- [Excerpt]:
12

I have user input where some tags are allowed inside square brackets. I've already wrote the regex pattern to find and validate what's inside the brackets.

In user input field opening-bracket could ([) be escaped with backslash, also backslash could be escaped with another backslash (\). I need look-behind sub-pattern to avoid odd number of consecutive backslashes before opening-bracket.

At the moment I must deal with something like this:

(?<!\\)(?:\\\\)*\[(?<inside brackets>.*?)]

It works fine, but problem is that this code still matches possible pairs of consecutive backslashes in front of brackets (even they are hidden) and look-behind just checks out if there's another single backslash appended to pairs (or directly to opening-bracket). I need to avoid them all inside look-behind group if possible.

Example:

my [test] string is ok
my \[test] string is wrong
my \\[test] string is ok
my \\\[test] string is wrong
my \\\\[test] string is ok
my \\\\\[test] string is wrong
...
etc

I work with PHP PCRE

Wh1T3h4Ck5
  • 8,399
  • 9
  • 59
  • 79
  • 1
    Is there a finite limit to how many odd ones? Would 1,3,5,and 7 be enough to avoid? I assume you will let through 2,4,6,8 though? – tchrist Mar 08 '12 at 06:04
  • 1
    @tchrist Unfortunately no, it's almost infinite. I found some examples in my database with 40+ consecutive slashes. Some guys are using them to make ASCII 'drawings' then use tags to color some elements or make hyperlinks. – Wh1T3h4Ck5 Mar 08 '12 at 06:39

2 Answers2

12

Last time I checked, PHP did not support variable-length lookbehinds. That is why you cannot use the trivial solution (?<![^\\](?:\\\\)*\\).

The simplest workaround would be to simply match the entire thing, not just the brackets part:

(?<!\\)((?:\\\\)*)\[(?<inside_brackets>.*?)]

The difference is that now, if you're using that regex in a preg_replace, you gotta remember to prefix the replacement string by $1, to restore the backslashes being there.

- [Information shown]:

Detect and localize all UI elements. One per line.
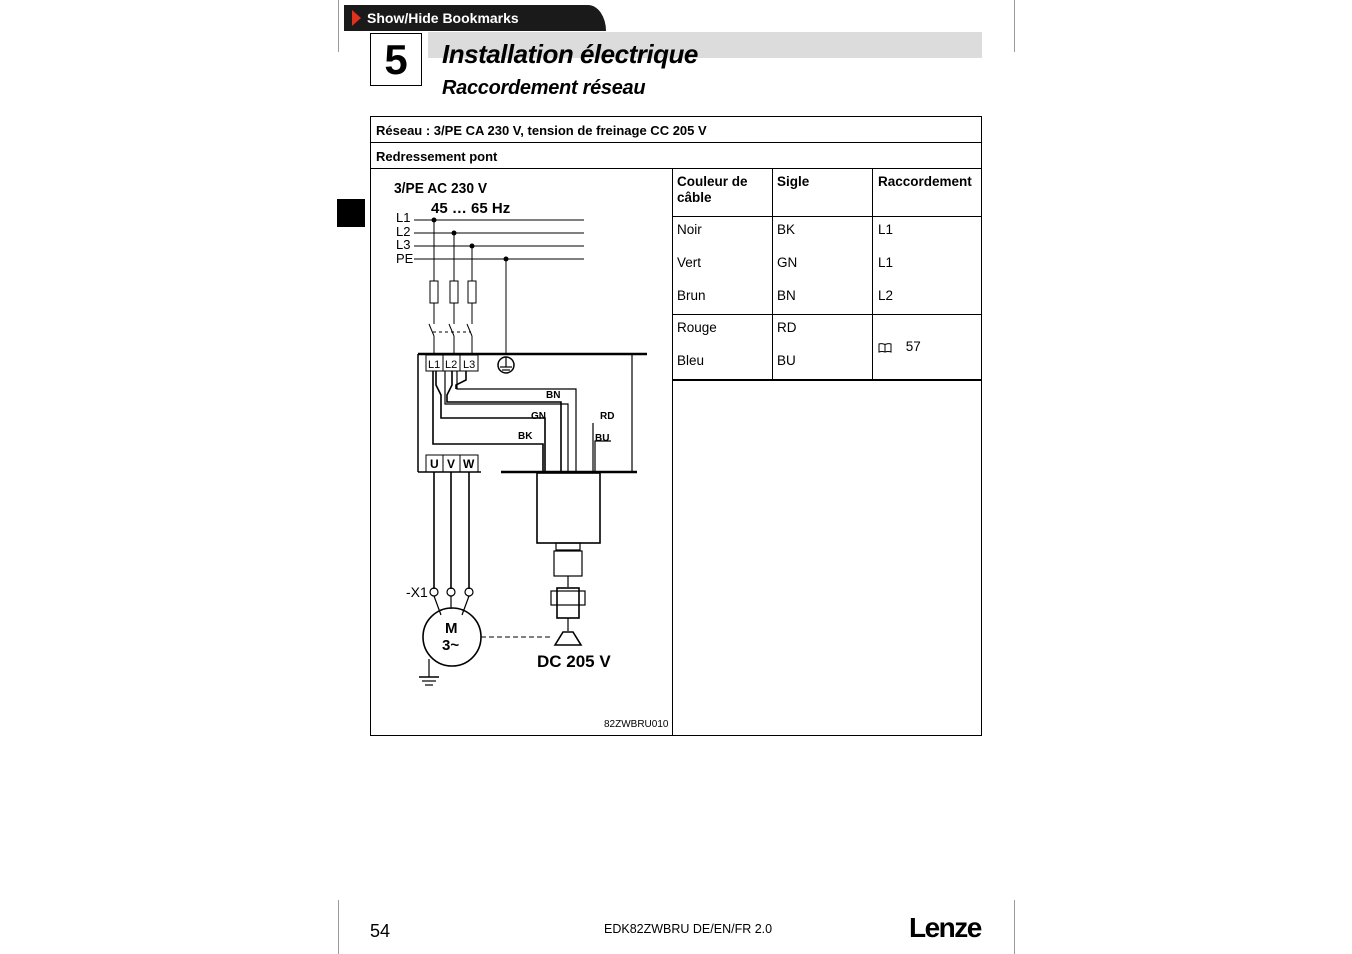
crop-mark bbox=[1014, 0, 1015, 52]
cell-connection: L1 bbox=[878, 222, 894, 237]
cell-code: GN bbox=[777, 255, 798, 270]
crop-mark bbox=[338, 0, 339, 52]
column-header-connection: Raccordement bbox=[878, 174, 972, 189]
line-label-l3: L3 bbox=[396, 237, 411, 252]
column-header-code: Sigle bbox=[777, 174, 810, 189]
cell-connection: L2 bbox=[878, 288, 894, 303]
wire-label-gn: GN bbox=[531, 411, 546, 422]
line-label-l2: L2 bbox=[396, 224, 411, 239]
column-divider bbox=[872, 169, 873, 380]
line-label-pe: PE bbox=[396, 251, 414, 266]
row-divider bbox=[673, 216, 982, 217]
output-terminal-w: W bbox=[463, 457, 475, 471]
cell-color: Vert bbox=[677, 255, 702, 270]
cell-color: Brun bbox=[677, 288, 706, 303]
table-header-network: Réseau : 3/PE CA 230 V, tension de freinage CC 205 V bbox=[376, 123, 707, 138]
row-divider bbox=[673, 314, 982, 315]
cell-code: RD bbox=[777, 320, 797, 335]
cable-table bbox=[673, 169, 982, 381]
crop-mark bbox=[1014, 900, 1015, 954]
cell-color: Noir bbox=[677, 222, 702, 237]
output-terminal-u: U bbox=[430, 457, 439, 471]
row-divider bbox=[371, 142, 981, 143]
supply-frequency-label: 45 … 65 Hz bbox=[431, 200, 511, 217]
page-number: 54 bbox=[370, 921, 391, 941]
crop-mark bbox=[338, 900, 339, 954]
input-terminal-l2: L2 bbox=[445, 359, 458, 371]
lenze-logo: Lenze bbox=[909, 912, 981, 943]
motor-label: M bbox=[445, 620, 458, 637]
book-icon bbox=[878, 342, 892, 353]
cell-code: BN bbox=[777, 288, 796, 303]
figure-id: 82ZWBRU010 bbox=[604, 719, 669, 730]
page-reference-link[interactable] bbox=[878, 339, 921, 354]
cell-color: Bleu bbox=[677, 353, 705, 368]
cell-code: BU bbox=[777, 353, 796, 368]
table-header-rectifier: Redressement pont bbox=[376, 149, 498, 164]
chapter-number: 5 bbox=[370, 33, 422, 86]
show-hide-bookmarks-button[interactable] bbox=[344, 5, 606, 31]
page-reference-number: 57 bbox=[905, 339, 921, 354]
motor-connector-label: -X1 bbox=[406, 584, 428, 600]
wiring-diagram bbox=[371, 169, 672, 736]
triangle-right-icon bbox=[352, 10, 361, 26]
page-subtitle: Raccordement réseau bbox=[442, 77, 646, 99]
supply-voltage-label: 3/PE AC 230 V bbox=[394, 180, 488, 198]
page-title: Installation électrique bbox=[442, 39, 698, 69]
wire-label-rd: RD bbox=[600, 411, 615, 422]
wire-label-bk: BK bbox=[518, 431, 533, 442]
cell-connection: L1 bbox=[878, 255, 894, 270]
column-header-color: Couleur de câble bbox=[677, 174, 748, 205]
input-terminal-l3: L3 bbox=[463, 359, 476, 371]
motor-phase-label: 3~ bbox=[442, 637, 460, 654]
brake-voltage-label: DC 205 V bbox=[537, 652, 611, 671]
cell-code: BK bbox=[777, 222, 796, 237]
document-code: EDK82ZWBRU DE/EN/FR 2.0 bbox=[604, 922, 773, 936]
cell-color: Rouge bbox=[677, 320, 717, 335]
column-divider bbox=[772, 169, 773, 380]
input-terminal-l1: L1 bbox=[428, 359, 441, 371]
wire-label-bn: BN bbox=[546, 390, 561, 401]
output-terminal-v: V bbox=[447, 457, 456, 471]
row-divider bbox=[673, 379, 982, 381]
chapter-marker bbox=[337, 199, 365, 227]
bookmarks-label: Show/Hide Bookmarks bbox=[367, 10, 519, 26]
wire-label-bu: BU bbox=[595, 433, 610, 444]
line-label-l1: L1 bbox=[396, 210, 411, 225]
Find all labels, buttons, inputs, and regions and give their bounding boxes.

- [Exercises to complete]:
A – Answer these from the regex thread:
(i) Which regex library does the asker work with?
(ii) How many consecutive slashes did the asker find in some examples in the database?
(iii) In a preg_replace, what must prefix the replacement string to restore the backslashes?
B – Output the regex thread text between "(?<!\\)(?:\\\\)*\[(?<inside brackets>.*?)]" and "group if possible.", inclusive.

- [In response]:
A –
(i) PHP PCRE
(ii) 40+
(iii) $1

B –
(?<!\\)(?:\\\\)*\[(?<inside brackets>.*?)]

It works fine, but problem is that this code still matches possible pairs of consecutive backslashes in front of brackets (even they are hidden) and look-behind just checks out if there's another single backslash appended to pairs (or directly to opening-bracket). I need to avoid them all inside look-behind group if possible.